**SHORT TASK**: Copy each line below without leaving any out.

***** EXERCISE INPUT *****

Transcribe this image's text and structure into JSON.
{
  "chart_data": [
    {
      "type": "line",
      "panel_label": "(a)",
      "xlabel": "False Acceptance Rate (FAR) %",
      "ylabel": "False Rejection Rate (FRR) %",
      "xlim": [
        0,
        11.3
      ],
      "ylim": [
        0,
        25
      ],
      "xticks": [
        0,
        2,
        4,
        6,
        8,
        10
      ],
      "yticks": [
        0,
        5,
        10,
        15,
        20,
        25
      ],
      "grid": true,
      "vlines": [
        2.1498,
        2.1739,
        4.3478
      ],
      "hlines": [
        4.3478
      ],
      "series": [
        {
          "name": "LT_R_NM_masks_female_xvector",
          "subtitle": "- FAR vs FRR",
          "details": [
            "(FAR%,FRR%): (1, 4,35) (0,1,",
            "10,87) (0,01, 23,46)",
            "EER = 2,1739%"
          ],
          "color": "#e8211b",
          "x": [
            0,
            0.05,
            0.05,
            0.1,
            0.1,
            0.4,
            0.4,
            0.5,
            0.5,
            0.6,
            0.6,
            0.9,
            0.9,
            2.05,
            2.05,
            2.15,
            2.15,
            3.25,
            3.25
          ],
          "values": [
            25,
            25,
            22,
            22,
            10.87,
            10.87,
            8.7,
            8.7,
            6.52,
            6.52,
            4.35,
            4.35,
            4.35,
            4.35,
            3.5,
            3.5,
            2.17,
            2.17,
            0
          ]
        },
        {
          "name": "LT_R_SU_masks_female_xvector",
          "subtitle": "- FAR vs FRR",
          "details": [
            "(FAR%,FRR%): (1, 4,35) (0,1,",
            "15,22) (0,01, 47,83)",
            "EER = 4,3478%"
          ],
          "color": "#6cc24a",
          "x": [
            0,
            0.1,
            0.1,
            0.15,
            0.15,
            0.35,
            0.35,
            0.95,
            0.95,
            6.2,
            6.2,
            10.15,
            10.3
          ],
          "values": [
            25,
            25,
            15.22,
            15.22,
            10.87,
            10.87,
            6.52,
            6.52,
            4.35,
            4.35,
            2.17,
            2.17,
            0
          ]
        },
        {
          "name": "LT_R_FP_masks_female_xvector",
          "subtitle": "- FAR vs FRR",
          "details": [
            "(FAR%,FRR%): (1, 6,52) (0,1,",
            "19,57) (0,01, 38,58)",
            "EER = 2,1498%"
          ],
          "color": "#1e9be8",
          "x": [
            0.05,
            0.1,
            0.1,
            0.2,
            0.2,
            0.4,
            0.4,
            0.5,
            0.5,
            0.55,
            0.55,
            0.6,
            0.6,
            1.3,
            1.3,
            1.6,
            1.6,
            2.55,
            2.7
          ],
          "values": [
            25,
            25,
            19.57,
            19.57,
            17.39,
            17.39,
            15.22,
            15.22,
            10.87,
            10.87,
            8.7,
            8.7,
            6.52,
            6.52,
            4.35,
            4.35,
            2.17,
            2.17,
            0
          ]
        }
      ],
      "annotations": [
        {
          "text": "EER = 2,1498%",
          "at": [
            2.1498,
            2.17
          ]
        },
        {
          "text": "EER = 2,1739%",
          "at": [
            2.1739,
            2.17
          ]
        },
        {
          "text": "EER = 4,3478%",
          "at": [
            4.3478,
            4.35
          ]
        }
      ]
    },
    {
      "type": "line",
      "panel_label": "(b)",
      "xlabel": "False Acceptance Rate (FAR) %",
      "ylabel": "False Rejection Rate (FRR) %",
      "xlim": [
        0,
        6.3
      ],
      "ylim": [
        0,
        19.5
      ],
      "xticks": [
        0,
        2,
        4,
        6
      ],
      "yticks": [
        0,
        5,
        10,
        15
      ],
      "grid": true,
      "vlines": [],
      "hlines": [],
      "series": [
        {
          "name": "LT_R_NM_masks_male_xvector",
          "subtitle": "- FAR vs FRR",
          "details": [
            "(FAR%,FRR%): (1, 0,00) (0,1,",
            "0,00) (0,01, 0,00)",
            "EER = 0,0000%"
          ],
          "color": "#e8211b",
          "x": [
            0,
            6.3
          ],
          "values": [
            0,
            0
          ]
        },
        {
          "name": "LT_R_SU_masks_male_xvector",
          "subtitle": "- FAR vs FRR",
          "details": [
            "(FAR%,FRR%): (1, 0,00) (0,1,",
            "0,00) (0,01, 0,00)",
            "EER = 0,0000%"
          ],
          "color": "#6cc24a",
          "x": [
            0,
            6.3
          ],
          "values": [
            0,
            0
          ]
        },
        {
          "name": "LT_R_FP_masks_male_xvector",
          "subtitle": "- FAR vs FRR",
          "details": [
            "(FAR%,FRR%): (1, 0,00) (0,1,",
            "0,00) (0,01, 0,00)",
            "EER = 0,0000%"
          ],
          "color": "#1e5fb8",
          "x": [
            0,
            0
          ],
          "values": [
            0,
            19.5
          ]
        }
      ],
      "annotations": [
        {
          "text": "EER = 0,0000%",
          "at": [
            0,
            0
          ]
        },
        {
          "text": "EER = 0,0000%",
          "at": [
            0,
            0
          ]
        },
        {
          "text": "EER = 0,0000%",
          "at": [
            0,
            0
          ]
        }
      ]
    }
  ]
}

*****

**TASK SOLUTION**:
Transcribe this image's text and structure into JSON.
{
  "chart_data": [
    {
      "type": "line",
      "panel_label": "(a)",
      "xlabel": "False Acceptance Rate (FAR) %",
      "ylabel": "False Rejection Rate (FRR) %",
      "xlim": [
        0,
        11.3
      ],
      "ylim": [
        0,
        25
      ],
      "xticks": [
        0,
        2,
        4,
        6,
        8,
        10
      ],
      "yticks": [
        0,
        5,
        10,
        15,
        20,
        25
      ],
      "grid": true,
      "vlines": [
        2.1498,
        2.1739,
        4.3478
      ],
      "hlines": [
        4.3478
      ],
      "series": [
        {
          "name": "LT_R_NM_masks_female_xvector",
          "subtitle": "- FAR vs FRR",
          "details": [
            "(FAR%,FRR%): (1, 4,35) (0,1,",
            "10,87) (0,01, 23,46)",
            "EER = 2,1739%"
          ],
          "color": "#e8211b",
          "x": [
            0,
            0.05,
            0.05,
            0.1,
            0.1,
            0.4,
            0.4,
            0.5,
            0.5,
            0.6,
            0.6,
            0.9,
            0.9,
            2.05,
            2.05,
            2.15,
            2.15,
            3.25,
            3.25
          ],
          "values": [
            25,
            25,
            22,
            22,
            10.87,
            10.87,
            8.7,
            8.7,
            6.52,
            6.52,
            4.35,
            4.35,
            4.35,
            4.35,
            3.5,
            3.5,
            2.17,
            2.17,
            0
          ]
        },
        {
          "name": "LT_R_SU_masks_female_xvector",
          "subtitle": "- FAR vs FRR",
          "details": [
            "(FAR%,FRR%): (1, 4,35) (0,1,",
            "15,22) (0,01, 47,83)",
            "EER = 4,3478%"
          ],
          "color": "#6cc24a",
          "x": [
            0,
            0.1,
            0.1,
            0.15,
            0.15,
            0.35,
            0.35,
            0.95,
            0.95,
            6.2,
            6.2,
            10.15,
            10.3
          ],
          "values": [
            25,
            25,
            15.22,
            15.22,
            10.87,
            10.87,
            6.52,
            6.52,
            4.35,
            4.35,
            2.17,
            2.17,
            0
          ]
        },
        {
          "name": "LT_R_FP_masks_female_xvector",
          "subtitle": "- FAR vs FRR",
          "details": [
            "(FAR%,FRR%): (1, 6,52) (0,1,",
            "19,57) (0,01, 38,58)",
            "EER = 2,1498%"
          ],
          "color": "#1e9be8",
          "x": [
            0.05,
            0.1,
            0.1,
            0.2,
            0.2,
            0.4,
            0.4,
            0.5,
            0.5,
            0.55,
            0.55,
            0.6,
            0.6,
            1.3,
            1.3,
            1.6,
            1.6,
            2.55,
            2.7
          ],
          "values": [
            25,
            25,
            19.57,
            19.57,
            17.39,
            17.39,
            15.22,
            15.22,
            10.87,
            10.87,
            8.7,
            8.7,
            6.52,
            6.52,
            4.35,
            4.35,
            2.17,
            2.17,
            0
          ]
        }
      ],
      "annotations": [
        {
          "text": "EER = 2,1498%",
          "at": [
            2.1498,
            2.17
          ]
        },
        {
          "text": "EER = 2,1739%",
          "at": [
            2.1739,
            2.17
          ]
        },
        {
          "text": "EER = 4,3478%",
          "at": [
            4.3478,
            4.35
          ]
        }
      ]
    },
    {
      "type": "line",
      "panel_label": "(b)",
      "xlabel": "False Acceptance Rate (FAR) %",
      "ylabel": "False Rejection Rate (FRR) %",
      "xlim": [
        0,
        6.3
      ],
      "ylim": [
        0,
        19.5
      ],
      "xticks": [
        0,
        2,
        4,
        6
      ],
      "yticks": [
        0,
        5,
        10,
        15
      ],
      "grid": true,
      "vlines": [],
      "hlines": [],
      "series": [
        {
          "name": "LT_R_NM_masks_male_xvector",
          "subtitle": "- FAR vs FRR",
          "details": [
            "(FAR%,FRR%): (1, 0,00) (0,1,",
            "0,00) (0,01, 0,00)",
            "EER = 0,0000%"
          ],
          "color": "#e8211b",
          "x": [
            0,
            6.3
          ],
          "values": [
            0,
            0
          ]
        },
        {
          "name": "LT_R_SU_masks_male_xvector",
          "subtitle": "- FAR vs FRR",
          "details": [
            "(FAR%,FRR%): (1, 0,00) (0,1,",
            "0,00) (0,01, 0,00)",
            "EER = 0,0000%"
          ],
          "color": "#6cc24a",
          "x": [
            0,
            6.3
          ],
          "values": [
            0,
            0
          ]
        },
        {
          "name": "LT_R_FP_masks_male_xvector",
          "subtitle": "- FAR vs FRR",
          "details": [
            "(FAR%,FRR%): (1, 0,00) (0,1,",
            "0,00) (0,01, 0,00)",
            "EER = 0,0000%"
          ],
          "color": "#1e5fb8",
          "x": [
            0,
            0
          ],
          "values": [
            0,
            19.5
          ]
        }
      ],
      "annotations": [
        {
          "text": "EER = 0,0000%",
          "at": [
            0,
            0
          ]
        },
        {
          "text": "EER = 0,0000%",
          "at": [
            0,
            0
          ]
        },
        {
          "text": "EER = 0,0000%",
          "at": [
            0,
            0
          ]
        }
      ]
    }
  ]
}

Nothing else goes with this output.